▶ **Tarefas do exercício**:
(A) Liste todos os números escritos em algarismos no trecho sobre a eleição na Guiné.
(B) Reproduza palavra por palavra o trecho sobre a eleição na Guiné, de "Mamady Doumbouya, o" até "golpe de 2021.".

----- Trecho -----

Mamady Doumbouya, o líder da junta da Guiné, foi eleito presidente após garantir 86,72% dos votos no primeiro turno, de acordo com a comissão eleitoral do país na terça-feira. A eleição ocorreu apesar da promessa anterior de Doumbouya de não concorrer ao cargo após tomar o poder em um golpe de 2021.
Doumbouya, 41, concorreu contra outros oito candidatos, mas importantes líderes da oposição foram impedidos de participar e pediram um boicote à votação realizada no fim de semana. Sua exclusão e o pedido de boicote levantam questões sobre a legitimidade do processo eleitoral.

----- Dados de entrada -----

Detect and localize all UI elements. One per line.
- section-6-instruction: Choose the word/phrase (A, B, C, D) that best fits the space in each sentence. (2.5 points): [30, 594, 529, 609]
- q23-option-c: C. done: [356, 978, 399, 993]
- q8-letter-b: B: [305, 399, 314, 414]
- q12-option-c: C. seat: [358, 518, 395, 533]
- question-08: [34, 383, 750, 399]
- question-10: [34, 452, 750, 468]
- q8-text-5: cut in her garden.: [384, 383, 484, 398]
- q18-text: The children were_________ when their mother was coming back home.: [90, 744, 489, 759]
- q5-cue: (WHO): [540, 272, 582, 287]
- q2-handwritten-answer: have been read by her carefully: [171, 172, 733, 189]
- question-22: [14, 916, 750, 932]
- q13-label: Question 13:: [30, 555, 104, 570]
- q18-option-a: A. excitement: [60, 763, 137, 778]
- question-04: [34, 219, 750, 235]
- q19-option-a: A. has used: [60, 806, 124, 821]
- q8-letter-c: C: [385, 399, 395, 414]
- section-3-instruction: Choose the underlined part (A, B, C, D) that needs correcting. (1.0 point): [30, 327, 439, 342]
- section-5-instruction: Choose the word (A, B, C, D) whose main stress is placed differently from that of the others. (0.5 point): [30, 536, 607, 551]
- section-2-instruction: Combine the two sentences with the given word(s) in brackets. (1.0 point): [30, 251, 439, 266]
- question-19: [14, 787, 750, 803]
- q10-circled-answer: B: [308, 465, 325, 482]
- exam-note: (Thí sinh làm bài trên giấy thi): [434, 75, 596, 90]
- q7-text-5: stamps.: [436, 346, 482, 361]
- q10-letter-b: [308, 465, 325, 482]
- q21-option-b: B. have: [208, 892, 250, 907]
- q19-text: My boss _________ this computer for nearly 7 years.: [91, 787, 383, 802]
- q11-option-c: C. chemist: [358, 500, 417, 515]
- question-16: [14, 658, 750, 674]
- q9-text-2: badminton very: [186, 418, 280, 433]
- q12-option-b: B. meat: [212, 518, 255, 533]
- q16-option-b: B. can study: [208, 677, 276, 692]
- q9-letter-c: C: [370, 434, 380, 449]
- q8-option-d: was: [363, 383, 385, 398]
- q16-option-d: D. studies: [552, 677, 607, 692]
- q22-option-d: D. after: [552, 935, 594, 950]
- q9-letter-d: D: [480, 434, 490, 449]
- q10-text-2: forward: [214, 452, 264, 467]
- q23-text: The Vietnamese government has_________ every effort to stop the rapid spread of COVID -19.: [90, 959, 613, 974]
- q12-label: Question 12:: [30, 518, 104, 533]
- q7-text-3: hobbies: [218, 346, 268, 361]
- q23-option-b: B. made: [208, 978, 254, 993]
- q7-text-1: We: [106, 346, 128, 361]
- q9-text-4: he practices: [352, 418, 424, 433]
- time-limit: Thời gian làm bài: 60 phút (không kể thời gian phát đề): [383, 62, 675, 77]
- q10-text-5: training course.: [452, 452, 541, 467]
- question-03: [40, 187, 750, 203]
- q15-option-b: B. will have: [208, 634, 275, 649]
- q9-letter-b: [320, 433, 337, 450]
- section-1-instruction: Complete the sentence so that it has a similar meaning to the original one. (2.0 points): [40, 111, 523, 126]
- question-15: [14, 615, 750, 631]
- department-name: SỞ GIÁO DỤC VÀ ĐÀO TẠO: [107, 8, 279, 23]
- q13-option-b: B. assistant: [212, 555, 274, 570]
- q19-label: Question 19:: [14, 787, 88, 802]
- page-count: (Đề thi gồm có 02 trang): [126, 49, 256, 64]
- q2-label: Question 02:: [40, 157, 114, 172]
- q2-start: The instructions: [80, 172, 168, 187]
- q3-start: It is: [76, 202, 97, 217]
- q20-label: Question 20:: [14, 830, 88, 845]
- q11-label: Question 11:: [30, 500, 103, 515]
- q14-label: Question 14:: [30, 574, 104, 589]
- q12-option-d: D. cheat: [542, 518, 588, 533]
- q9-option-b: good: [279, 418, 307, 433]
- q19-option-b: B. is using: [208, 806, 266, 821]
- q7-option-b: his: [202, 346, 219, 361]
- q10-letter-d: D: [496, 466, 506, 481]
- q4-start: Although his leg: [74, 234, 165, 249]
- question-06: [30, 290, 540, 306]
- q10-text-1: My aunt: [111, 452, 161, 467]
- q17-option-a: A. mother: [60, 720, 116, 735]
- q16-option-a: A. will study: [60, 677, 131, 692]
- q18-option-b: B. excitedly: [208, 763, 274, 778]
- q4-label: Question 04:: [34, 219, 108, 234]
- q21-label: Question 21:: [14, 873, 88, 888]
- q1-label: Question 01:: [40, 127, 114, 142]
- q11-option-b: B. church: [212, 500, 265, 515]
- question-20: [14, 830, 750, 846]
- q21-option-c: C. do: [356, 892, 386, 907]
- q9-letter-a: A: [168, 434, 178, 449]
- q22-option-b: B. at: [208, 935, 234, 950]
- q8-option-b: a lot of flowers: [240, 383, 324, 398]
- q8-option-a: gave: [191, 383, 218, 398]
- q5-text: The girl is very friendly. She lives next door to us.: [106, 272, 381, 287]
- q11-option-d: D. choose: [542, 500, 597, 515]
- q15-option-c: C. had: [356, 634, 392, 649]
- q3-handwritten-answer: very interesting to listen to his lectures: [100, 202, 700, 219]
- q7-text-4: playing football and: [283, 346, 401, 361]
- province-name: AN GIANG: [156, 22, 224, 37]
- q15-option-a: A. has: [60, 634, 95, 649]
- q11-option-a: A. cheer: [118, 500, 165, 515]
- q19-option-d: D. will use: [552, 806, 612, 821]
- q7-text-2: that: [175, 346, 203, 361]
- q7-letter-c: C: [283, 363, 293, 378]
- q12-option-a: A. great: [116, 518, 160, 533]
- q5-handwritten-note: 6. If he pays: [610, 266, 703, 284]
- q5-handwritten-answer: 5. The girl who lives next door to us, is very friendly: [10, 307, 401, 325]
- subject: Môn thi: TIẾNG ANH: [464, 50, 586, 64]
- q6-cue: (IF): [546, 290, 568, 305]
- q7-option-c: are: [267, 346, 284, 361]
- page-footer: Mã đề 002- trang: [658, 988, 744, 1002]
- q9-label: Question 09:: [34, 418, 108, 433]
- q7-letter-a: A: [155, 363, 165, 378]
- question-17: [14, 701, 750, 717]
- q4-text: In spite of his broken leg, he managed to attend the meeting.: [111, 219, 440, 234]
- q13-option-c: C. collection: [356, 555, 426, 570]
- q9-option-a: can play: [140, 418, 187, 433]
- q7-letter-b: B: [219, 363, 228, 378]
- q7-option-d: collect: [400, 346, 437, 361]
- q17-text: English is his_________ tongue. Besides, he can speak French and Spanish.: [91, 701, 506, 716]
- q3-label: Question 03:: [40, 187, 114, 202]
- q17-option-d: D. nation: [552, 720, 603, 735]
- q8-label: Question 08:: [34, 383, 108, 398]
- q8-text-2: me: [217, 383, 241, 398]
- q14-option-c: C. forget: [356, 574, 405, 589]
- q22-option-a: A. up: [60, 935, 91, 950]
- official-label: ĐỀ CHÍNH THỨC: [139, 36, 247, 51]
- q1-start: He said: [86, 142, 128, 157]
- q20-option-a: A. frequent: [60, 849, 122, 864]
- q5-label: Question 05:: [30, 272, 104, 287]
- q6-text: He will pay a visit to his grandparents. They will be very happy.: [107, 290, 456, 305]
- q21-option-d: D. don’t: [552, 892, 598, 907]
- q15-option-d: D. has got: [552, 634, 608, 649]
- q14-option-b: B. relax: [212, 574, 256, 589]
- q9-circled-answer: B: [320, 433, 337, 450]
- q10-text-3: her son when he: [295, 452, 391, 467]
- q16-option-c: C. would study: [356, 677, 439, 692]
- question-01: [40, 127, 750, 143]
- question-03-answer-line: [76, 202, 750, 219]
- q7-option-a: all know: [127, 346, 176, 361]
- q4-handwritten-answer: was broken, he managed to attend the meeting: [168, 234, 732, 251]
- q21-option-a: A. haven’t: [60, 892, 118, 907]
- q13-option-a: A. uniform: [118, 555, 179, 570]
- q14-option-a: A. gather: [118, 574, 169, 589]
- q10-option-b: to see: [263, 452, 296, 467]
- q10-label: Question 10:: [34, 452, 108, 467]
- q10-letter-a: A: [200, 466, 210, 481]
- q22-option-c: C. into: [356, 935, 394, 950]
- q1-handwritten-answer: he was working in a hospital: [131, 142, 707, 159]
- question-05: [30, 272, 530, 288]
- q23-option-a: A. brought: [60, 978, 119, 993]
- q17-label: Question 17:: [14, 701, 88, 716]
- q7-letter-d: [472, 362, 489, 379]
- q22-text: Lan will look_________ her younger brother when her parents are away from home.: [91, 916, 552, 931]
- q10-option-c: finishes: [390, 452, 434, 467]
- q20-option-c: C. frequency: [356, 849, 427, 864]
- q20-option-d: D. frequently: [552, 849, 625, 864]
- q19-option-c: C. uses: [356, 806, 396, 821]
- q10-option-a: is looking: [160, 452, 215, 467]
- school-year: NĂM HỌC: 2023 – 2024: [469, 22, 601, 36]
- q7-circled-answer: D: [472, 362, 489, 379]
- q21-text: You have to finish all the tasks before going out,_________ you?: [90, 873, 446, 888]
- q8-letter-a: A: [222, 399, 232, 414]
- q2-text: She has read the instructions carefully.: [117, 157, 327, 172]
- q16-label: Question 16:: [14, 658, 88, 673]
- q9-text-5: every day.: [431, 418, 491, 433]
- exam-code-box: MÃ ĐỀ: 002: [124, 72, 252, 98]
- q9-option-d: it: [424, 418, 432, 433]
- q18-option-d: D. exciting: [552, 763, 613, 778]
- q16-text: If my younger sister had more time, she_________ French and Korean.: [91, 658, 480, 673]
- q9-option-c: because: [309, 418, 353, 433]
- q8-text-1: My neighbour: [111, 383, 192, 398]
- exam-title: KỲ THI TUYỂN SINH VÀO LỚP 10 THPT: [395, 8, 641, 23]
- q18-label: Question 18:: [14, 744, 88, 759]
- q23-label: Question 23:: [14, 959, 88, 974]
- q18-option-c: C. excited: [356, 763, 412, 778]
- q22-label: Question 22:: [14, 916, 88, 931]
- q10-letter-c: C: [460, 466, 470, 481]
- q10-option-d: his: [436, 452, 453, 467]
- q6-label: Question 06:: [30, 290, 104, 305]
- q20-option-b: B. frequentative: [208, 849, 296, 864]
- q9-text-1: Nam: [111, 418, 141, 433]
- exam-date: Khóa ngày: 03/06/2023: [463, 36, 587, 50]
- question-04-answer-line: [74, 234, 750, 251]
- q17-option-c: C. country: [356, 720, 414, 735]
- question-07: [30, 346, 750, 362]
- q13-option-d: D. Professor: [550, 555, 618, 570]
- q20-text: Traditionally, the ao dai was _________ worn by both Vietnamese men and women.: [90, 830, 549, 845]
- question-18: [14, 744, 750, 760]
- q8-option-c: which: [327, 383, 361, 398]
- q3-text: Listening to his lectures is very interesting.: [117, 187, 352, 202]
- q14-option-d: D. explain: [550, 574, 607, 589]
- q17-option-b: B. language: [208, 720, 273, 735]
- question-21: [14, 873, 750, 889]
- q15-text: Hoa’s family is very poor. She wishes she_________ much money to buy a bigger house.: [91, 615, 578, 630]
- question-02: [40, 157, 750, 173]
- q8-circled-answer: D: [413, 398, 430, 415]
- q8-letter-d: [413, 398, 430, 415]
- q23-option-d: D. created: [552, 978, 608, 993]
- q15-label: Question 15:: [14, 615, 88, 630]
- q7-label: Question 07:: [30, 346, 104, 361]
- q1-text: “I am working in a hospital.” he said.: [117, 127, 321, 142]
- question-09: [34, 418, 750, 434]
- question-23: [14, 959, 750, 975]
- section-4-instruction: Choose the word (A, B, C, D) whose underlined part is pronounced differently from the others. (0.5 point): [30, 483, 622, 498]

-----

▶ **Respostas por tarefa**:
(A) 86,72%; 2021; 41

(B)
Mamady Doumbouya, o líder da junta da Guiné, foi eleito presidente após garantir 86,72% dos votos no primeiro turno, de acordo com a comissão eleitoral do país na terça-feira. A eleição ocorreu apesar da promessa anterior de Doumbouya de não concorrer ao cargo após tomar o poder em um golpe de 2021.